▶ **Challenge**
Could you print every record below exactly as it appears?

----------------------------------------

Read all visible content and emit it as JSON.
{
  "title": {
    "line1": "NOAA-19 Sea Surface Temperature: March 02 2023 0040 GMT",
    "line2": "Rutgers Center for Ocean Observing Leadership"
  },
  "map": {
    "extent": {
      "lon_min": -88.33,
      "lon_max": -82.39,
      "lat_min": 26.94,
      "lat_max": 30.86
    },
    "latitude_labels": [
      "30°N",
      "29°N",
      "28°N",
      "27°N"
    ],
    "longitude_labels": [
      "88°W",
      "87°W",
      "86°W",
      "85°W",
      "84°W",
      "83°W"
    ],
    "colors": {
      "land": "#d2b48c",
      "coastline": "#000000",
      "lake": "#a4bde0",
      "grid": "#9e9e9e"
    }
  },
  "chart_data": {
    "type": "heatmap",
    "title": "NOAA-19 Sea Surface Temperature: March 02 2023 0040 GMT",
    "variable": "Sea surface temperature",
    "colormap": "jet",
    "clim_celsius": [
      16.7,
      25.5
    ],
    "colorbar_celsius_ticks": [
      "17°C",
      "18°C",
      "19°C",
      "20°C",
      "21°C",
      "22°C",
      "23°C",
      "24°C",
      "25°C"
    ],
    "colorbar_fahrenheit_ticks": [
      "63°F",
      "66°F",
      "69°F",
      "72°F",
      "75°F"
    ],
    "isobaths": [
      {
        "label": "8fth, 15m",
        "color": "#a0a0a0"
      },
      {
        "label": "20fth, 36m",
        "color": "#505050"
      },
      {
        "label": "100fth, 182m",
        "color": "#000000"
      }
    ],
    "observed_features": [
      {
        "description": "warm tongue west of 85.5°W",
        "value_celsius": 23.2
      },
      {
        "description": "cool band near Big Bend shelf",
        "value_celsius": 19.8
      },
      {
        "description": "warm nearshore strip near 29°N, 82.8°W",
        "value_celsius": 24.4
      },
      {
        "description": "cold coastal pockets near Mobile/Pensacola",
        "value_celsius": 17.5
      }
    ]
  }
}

----------------------------------------

▶ **Answer to the exercise**
Read all visible content and emit it as JSON.
{
  "title": {
    "line1": "NOAA-19 Sea Surface Temperature: March 02 2023 0040 GMT",
    "line2": "Rutgers Center for Ocean Observing Leadership"
  },
  "map": {
    "extent": {
      "lon_min": -88.33,
      "lon_max": -82.39,
      "lat_min": 26.94,
      "lat_max": 30.86
    },
    "latitude_labels": [
      "30°N",
      "29°N",
      "28°N",
      "27°N"
    ],
    "longitude_labels": [
      "88°W",
      "87°W",
      "86°W",
      "85°W",
      "84°W",
      "83°W"
    ],
    "colors": {
      "land": "#d2b48c",
      "coastline": "#000000",
      "lake": "#a4bde0",
      "grid": "#9e9e9e"
    }
  },
  "chart_data": {
    "type": "heatmap",
    "title": "NOAA-19 Sea Surface Temperature: March 02 2023 0040 GMT",
    "variable": "Sea surface temperature",
    "colormap": "jet",
    "clim_celsius": [
      16.7,
      25.5
    ],
    "colorbar_celsius_ticks": [
      "17°C",
      "18°C",
      "19°C",
      "20°C",
      "21°C",
      "22°C",
      "23°C",
      "24°C",
      "25°C"
    ],
    "colorbar_fahrenheit_ticks": [
      "63°F",
      "66°F",
      "69°F",
      "72°F",
      "75°F"
    ],
    "isobaths": [
      {
        "label": "8fth, 15m",
        "color": "#a0a0a0"
      },
      {
        "label": "20fth, 36m",
        "color": "#505050"
      },
      {
        "label": "100fth, 182m",
        "color": "#000000"
      }
    ],
    "observed_features": [
      {
        "description": "warm tongue west of 85.5°W",
        "value_celsius": 23.2
      },
      {
        "description": "cool band near Big Bend shelf",
        "value_celsius": 19.8
      },
      {
        "description": "warm nearshore strip near 29°N, 82.8°W",
        "value_celsius": 24.4
      },
      {
        "description": "cold coastal pockets near Mobile/Pensacola",
        "value_celsius": 17.5
      }
    ]
  }
}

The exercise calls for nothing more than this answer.